WRITTEN PROBLEM: The data below should be restated word for word, with every picture omitted.

Source data
--*--

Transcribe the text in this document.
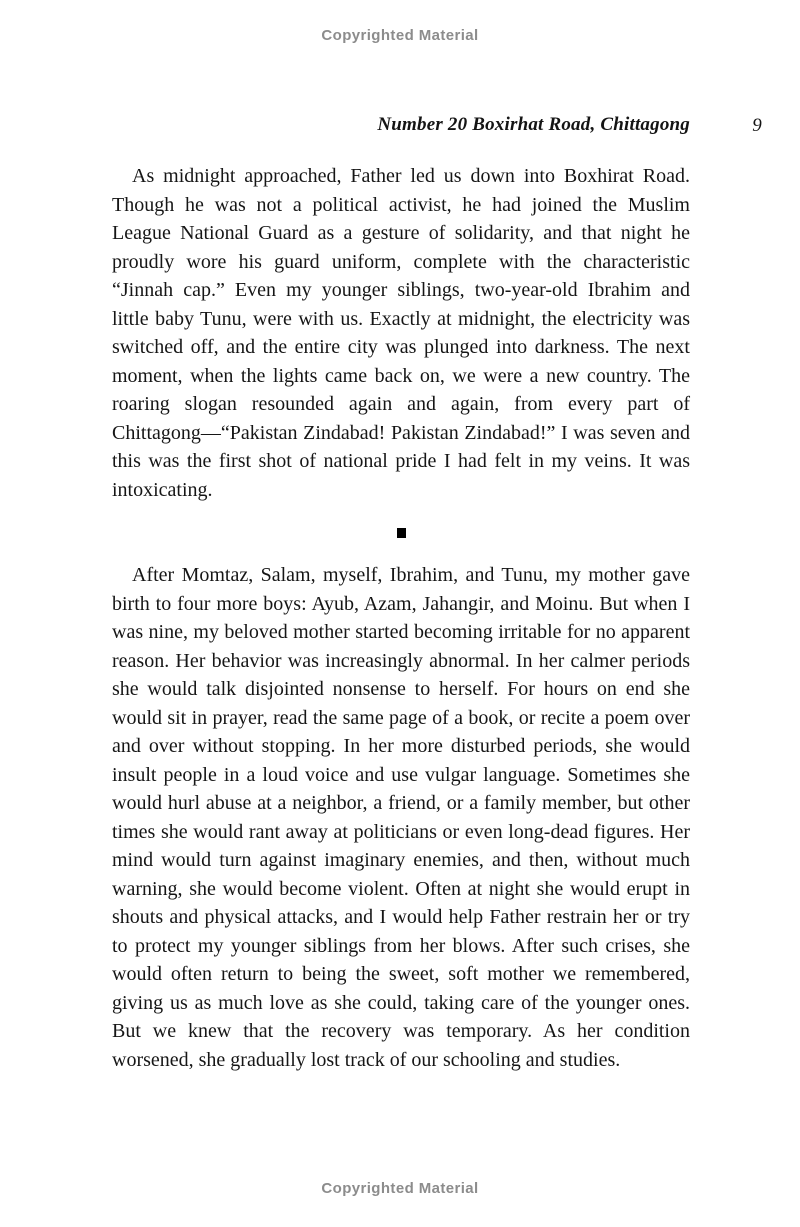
Copyrighted Material
Number 20 Boxirhat Road, Chittagong	9

As midnight approached, Father led us down into Boxhirat Road. Though he was not a political activist, he had joined the Muslim League National Guard as a gesture of solidarity, and that night he proudly wore his guard uniform, complete with the characteristic “Jinnah cap.” Even my younger siblings, two-year-old Ibrahim and little baby Tunu, were with us. Exactly at midnight, the electricity was switched off, and the entire city was plunged into darkness. The next moment, when the lights came back on, we were a new country. The roaring slogan resounded again and again, from every part of Chittagong—“Pakistan Zindabad! Pakistan Zindabad!” I was seven and this was the first shot of national pride I had felt in my veins. It was intoxicating.

After Momtaz, Salam, myself, Ibrahim, and Tunu, my mother gave birth to four more boys: Ayub, Azam, Jahangir, and Moinu. But when I was nine, my beloved mother started becoming irritable for no apparent reason. Her behavior was increasingly abnormal. In her calmer periods she would talk disjointed nonsense to herself. For hours on end she would sit in prayer, read the same page of a book, or recite a poem over and over without stopping. In her more disturbed periods, she would insult people in a loud voice and use vulgar language. Sometimes she would hurl abuse at a neighbor, a friend, or a family member, but other times she would rant away at politicians or even long-dead figures. Her mind would turn against imaginary enemies, and then, without much warning, she would become violent. Often at night she would erupt in shouts and physical attacks, and I would help Father restrain her or try to protect my younger siblings from her blows. After such crises, she would often return to being the sweet, soft mother we remembered, giving us as much love as she could, taking care of the younger ones. But we knew that the recovery was temporary. As her condition worsened, she gradually lost track of our schooling and studies.

Copyrighted Material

--*--

RESULT OF THE EXERCISE:
Transcribe the text in this document.
Copyrighted Material
Number 20 Boxirhat Road, Chittagong	9

As midnight approached, Father led us down into Boxhirat Road. Though he was not a political activist, he had joined the Muslim League National Guard as a gesture of solidarity, and that night he proudly wore his guard uniform, complete with the characteristic “Jinnah cap.” Even my younger siblings, two-year-old Ibrahim and little baby Tunu, were with us. Exactly at midnight, the electricity was switched off, and the entire city was plunged into darkness. The next moment, when the lights came back on, we were a new country. The roaring slogan resounded again and again, from every part of Chittagong—“Pakistan Zindabad! Pakistan Zindabad!” I was seven and this was the first shot of national pride I had felt in my veins. It was intoxicating.

After Momtaz, Salam, myself, Ibrahim, and Tunu, my mother gave birth to four more boys: Ayub, Azam, Jahangir, and Moinu. But when I was nine, my beloved mother started becoming irritable for no apparent reason. Her behavior was increasingly abnormal. In her calmer periods she would talk disjointed nonsense to herself. For hours on end she would sit in prayer, read the same page of a book, or recite a poem over and over without stopping. In her more disturbed periods, she would insult people in a loud voice and use vulgar language. Sometimes she would hurl abuse at a neighbor, a friend, or a family member, but other times she would rant away at politicians or even long-dead figures. Her mind would turn against imaginary enemies, and then, without much warning, she would become violent. Often at night she would erupt in shouts and physical attacks, and I would help Father restrain her or try to protect my younger siblings from her blows. After such crises, she would often return to being the sweet, soft mother we remembered, giving us as much love as she could, taking care of the younger ones. But we knew that the recovery was temporary. As her condition worsened, she gradually lost track of our schooling and studies.

Copyrighted Material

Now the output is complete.